Stored items
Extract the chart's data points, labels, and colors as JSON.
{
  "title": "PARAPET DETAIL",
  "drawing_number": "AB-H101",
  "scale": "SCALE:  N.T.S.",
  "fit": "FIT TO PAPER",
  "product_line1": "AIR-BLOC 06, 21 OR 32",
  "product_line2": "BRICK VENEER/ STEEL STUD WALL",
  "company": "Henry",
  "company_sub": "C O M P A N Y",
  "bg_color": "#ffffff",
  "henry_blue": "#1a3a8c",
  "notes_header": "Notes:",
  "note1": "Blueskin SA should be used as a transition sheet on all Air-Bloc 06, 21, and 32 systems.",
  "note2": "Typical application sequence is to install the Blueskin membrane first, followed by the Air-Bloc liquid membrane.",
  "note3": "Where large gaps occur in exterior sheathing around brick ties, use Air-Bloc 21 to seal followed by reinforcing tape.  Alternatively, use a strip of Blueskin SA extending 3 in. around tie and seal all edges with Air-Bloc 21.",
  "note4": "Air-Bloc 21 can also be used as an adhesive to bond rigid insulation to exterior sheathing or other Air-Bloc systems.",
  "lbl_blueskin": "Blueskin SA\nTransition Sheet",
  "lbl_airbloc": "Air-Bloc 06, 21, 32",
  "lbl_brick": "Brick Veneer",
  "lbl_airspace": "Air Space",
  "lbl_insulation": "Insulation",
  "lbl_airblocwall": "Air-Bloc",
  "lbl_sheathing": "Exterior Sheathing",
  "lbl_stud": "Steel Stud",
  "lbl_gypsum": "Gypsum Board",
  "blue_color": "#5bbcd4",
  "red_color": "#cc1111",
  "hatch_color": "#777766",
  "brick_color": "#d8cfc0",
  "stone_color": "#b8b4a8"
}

## TASK STATEMENT
From the records above, extract every entry verbatim.

## THE REPLY
Extract the chart's data points, labels, and colors as JSON.
{
  "title": "PARAPET DETAIL",
  "drawing_number": "AB-H101",
  "scale": "SCALE:  N.T.S.",
  "fit": "FIT TO PAPER",
  "product_line1": "AIR-BLOC 06, 21 OR 32",
  "product_line2": "BRICK VENEER/ STEEL STUD WALL",
  "company": "Henry",
  "company_sub": "C O M P A N Y",
  "bg_color": "#ffffff",
  "henry_blue": "#1a3a8c",
  "notes_header": "Notes:",
  "note1": "Blueskin SA should be used as a transition sheet on all Air-Bloc 06, 21, and 32 systems.",
  "note2": "Typical application sequence is to install the Blueskin membrane first, followed by the Air-Bloc liquid membrane.",
  "note3": "Where large gaps occur in exterior sheathing around brick ties, use Air-Bloc 21 to seal followed by reinforcing tape.  Alternatively, use a strip of Blueskin SA extending 3 in. around tie and seal all edges with Air-Bloc 21.",
  "note4": "Air-Bloc 21 can also be used as an adhesive to bond rigid insulation to exterior sheathing or other Air-Bloc systems.",
  "lbl_blueskin": "Blueskin SA\nTransition Sheet",
  "lbl_airbloc": "Air-Bloc 06, 21, 32",
  "lbl_brick": "Brick Veneer",
  "lbl_airspace": "Air Space",
  "lbl_insulation": "Insulation",
  "lbl_airblocwall": "Air-Bloc",
  "lbl_sheathing": "Exterior Sheathing",
  "lbl_stud": "Steel Stud",
  "lbl_gypsum": "Gypsum Board",
  "blue_color": "#5bbcd4",
  "red_color": "#cc1111",
  "hatch_color": "#777766",
  "brick_color": "#d8cfc0",
  "stone_color": "#b8b4a8"
}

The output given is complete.